** START Data to use **

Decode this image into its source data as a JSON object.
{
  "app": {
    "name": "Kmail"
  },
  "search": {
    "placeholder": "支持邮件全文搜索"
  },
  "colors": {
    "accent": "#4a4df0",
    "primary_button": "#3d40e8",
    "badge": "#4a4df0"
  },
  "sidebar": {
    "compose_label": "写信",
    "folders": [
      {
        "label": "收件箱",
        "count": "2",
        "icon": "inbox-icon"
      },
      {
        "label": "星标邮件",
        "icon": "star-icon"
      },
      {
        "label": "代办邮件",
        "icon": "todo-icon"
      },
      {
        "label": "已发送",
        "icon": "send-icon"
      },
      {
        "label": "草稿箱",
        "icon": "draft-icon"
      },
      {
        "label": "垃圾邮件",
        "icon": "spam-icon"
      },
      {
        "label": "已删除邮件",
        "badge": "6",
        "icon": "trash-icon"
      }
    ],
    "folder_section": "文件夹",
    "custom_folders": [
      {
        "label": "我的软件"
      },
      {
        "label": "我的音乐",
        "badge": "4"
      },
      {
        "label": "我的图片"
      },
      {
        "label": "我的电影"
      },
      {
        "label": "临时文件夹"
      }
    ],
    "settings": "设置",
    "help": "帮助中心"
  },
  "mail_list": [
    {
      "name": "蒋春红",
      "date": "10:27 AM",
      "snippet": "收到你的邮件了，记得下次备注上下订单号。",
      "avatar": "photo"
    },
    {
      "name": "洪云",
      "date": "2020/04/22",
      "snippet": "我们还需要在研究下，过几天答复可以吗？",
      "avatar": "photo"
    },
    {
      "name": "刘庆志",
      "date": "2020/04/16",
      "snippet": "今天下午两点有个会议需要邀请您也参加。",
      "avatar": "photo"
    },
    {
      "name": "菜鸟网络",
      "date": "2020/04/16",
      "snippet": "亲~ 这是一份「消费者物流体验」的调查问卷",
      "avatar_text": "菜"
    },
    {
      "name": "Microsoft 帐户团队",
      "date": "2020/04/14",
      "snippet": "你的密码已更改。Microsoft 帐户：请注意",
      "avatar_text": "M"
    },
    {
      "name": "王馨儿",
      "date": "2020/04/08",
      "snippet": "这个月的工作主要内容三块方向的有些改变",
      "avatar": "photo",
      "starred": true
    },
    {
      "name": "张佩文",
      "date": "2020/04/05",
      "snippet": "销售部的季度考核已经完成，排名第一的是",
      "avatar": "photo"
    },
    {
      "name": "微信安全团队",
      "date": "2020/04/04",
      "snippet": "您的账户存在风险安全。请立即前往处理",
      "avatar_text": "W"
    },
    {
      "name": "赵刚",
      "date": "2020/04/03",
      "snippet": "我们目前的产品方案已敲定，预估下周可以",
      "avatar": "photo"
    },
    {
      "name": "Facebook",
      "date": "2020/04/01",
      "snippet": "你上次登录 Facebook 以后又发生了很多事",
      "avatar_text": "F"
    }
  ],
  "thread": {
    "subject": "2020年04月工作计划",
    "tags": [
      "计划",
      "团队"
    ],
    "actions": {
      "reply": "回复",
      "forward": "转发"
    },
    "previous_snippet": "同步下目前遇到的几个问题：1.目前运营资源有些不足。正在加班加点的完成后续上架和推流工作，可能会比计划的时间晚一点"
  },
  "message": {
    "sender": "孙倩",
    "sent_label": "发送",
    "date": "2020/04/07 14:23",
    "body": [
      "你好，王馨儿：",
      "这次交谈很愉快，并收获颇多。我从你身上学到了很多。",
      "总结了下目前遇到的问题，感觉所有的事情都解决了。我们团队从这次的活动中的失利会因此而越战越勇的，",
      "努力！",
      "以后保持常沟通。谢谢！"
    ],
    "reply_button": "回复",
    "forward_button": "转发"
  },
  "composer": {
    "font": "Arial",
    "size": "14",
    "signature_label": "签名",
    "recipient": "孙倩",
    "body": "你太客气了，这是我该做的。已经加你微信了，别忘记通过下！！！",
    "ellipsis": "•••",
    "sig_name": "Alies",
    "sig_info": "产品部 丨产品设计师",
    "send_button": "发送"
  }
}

** END Data to use **

* What the task requires
Of all the lines above, how many contain "icon"? Give the number and nothing more.

* Task result
7